##### PROVIDED MATERIAL

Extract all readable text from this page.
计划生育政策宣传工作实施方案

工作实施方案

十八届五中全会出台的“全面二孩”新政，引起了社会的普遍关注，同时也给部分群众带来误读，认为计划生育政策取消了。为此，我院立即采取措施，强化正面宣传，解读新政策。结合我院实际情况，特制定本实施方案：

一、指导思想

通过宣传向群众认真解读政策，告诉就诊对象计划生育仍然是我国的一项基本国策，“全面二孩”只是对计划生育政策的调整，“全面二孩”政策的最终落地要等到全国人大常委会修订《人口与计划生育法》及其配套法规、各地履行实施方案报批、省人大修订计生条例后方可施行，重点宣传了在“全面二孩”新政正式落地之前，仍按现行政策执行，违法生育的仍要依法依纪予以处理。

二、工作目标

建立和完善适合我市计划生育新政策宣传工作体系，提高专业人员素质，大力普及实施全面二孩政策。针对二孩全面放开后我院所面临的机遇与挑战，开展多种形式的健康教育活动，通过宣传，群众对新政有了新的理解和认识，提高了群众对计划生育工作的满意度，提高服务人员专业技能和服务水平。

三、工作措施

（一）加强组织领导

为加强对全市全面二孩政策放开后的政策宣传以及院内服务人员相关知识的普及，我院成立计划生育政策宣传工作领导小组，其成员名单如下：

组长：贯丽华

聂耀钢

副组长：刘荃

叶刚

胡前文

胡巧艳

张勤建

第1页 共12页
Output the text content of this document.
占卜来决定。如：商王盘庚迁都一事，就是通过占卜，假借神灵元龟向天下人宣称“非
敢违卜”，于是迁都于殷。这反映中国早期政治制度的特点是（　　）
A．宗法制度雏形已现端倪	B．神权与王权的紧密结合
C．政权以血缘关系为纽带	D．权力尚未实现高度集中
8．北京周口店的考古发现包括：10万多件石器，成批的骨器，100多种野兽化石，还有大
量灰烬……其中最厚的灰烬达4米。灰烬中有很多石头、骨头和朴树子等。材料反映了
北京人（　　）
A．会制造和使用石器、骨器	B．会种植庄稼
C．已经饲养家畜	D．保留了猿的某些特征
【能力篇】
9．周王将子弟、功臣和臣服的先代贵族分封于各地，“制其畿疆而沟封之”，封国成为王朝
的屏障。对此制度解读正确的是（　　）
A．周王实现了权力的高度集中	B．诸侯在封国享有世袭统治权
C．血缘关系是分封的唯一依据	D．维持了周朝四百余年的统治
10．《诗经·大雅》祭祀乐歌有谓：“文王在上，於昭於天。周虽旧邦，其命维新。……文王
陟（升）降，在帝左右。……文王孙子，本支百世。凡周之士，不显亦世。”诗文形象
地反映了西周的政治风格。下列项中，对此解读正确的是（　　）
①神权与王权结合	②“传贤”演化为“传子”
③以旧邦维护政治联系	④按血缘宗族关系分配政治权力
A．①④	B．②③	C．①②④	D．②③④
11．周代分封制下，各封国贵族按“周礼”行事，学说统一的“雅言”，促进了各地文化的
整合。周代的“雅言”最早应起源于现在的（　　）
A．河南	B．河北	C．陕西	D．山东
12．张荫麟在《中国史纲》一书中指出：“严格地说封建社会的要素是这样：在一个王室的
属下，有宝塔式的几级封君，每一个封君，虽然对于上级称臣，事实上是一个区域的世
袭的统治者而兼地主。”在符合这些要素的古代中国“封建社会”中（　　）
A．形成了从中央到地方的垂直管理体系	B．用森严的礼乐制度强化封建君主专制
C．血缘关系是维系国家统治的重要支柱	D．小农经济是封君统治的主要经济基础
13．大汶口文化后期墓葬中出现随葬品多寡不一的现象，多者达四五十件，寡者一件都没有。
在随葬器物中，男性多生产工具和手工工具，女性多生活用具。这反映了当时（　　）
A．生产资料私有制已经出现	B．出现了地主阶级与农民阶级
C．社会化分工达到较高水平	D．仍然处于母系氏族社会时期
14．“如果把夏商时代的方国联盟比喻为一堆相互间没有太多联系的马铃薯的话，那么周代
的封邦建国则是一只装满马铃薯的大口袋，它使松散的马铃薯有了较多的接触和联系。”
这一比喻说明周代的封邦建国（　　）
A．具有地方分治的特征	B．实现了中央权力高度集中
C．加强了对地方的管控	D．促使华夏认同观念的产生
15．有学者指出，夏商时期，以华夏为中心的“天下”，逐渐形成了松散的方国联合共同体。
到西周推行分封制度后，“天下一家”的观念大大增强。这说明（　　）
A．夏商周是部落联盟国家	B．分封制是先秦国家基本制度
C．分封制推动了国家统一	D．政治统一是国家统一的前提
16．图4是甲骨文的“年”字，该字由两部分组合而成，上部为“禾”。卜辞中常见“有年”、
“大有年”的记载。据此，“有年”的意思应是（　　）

##########

From the entries above, pull out each line that includes "text".

### SOLUTION FOR THIS EXERCISE
Extract all readable text from this page.
Output the text content of this document.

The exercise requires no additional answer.